For this exercise, copy out each line of the material below that includes "CalMAN".

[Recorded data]
-----

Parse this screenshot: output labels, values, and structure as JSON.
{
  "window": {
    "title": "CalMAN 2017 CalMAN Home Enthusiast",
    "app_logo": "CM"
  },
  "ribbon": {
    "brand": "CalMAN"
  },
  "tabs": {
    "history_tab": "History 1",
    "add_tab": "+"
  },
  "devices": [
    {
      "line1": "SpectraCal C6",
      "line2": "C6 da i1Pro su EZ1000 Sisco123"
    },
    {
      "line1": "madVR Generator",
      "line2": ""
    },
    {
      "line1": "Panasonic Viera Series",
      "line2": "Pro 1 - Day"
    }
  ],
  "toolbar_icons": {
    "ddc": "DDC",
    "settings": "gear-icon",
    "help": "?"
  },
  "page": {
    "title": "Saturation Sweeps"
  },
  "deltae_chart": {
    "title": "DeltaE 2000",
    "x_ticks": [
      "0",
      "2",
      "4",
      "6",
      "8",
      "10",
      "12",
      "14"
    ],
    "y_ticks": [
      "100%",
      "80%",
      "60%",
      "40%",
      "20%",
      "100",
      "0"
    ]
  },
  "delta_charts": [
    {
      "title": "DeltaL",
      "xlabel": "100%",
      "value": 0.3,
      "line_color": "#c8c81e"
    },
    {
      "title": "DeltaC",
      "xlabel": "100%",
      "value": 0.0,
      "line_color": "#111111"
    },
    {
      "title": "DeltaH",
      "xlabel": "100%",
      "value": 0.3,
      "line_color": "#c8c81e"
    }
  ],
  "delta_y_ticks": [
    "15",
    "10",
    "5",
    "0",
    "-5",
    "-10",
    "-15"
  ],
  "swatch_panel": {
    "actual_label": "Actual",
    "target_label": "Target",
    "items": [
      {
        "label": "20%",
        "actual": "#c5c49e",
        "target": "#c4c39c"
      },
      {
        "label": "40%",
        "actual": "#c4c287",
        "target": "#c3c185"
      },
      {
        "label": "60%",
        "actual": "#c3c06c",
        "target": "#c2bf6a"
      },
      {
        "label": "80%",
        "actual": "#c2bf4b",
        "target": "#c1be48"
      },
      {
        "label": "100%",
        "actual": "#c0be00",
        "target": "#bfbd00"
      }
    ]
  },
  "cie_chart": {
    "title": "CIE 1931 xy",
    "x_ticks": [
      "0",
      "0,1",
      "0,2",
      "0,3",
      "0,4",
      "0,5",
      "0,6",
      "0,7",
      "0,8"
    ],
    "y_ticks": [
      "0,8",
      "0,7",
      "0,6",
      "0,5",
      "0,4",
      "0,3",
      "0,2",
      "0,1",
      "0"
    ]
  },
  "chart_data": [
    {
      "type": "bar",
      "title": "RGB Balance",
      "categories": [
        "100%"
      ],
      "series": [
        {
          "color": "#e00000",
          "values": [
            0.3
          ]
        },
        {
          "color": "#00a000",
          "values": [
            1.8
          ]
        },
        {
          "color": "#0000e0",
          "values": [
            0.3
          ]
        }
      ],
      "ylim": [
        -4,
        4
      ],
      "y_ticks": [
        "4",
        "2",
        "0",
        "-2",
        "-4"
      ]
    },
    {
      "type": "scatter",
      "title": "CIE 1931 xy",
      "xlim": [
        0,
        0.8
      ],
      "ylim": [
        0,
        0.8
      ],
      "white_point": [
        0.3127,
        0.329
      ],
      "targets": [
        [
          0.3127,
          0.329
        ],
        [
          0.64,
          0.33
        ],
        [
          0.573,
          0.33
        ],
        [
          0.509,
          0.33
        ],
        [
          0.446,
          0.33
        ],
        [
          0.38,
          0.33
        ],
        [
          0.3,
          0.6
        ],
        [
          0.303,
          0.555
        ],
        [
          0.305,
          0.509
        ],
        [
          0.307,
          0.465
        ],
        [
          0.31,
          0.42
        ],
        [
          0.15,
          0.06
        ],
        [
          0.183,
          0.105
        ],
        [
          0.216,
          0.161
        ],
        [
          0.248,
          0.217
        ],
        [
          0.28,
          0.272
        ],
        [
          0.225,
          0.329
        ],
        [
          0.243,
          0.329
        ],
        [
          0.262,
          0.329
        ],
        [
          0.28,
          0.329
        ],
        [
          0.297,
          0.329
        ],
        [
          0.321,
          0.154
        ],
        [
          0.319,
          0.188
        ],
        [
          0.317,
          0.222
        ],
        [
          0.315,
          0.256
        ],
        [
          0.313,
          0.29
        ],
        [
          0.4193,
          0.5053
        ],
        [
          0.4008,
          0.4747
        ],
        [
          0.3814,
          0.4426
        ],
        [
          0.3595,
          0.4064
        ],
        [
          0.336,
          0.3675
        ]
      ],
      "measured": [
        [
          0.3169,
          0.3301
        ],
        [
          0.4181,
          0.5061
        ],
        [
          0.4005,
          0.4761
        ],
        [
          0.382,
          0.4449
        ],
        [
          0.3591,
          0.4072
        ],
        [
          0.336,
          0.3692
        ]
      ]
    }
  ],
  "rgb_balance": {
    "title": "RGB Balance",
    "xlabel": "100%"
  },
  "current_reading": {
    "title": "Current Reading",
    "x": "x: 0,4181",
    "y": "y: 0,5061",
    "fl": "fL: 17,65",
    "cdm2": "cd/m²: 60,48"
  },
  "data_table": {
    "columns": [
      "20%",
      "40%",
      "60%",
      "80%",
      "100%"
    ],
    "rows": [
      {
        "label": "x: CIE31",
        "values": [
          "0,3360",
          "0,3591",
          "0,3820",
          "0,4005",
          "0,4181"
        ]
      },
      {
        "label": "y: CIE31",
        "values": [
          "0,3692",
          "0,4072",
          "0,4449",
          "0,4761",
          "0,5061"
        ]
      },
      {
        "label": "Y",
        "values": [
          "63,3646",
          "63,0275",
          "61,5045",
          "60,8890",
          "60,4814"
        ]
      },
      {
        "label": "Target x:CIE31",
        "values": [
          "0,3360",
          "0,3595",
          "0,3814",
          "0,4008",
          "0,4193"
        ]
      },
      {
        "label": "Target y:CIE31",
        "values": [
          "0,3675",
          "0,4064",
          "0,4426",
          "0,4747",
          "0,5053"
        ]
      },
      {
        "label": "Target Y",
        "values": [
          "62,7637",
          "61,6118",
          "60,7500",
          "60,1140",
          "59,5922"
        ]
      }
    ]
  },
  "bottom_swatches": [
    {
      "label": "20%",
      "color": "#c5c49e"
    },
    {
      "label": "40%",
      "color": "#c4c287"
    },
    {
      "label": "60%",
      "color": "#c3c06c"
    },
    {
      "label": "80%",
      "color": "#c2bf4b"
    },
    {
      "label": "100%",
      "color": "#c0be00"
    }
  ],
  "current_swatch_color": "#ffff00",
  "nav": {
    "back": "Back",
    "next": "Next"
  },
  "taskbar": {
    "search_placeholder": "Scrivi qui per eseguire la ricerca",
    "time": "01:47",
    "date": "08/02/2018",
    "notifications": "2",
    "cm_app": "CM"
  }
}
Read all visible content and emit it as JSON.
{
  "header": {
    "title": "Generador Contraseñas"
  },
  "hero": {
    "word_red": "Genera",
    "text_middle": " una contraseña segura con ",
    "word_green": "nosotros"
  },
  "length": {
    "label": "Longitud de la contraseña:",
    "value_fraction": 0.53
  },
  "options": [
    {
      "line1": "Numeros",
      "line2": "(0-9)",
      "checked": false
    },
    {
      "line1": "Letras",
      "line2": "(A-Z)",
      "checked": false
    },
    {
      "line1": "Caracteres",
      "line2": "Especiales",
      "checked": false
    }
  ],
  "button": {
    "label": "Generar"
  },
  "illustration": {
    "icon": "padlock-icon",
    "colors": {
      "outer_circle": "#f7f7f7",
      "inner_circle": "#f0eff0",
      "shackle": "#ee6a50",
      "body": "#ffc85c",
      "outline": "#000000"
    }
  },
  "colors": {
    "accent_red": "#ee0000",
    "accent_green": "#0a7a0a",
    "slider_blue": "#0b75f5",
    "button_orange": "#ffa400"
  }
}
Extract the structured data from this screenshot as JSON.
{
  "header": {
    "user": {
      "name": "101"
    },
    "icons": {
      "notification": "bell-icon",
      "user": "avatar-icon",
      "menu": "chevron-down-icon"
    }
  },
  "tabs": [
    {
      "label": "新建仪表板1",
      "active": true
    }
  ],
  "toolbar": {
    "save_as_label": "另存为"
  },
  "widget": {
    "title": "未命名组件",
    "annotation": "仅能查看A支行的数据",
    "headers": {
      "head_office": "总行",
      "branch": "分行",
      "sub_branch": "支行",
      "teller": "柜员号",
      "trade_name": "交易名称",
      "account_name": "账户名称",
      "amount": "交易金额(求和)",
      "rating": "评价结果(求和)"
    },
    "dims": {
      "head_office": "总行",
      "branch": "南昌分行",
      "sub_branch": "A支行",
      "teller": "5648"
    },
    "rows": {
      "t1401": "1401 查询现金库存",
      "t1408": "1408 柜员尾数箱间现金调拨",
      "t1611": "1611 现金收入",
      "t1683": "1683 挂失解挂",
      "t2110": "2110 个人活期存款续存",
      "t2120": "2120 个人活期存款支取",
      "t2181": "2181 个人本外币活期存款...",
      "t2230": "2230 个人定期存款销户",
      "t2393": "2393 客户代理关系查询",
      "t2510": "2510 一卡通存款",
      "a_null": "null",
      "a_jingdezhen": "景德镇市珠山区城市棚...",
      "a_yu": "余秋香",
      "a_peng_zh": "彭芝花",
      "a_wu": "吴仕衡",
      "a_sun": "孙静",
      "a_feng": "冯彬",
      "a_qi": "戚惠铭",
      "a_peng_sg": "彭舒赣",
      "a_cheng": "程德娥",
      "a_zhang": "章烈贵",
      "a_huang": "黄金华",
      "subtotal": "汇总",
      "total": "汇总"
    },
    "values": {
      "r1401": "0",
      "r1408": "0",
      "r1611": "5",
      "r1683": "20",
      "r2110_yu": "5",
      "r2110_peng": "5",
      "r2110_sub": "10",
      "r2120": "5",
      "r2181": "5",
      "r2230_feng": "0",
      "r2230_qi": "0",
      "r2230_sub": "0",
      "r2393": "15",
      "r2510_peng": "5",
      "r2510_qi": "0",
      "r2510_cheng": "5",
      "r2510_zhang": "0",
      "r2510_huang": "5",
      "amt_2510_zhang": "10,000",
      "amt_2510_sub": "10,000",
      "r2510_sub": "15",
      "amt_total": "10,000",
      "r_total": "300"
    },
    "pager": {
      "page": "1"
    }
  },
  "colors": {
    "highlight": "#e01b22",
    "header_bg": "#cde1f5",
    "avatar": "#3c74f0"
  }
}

-----

## The result
    "title": "CalMAN 2017 CalMAN Home Enthusiast",
    "brand": "CalMAN"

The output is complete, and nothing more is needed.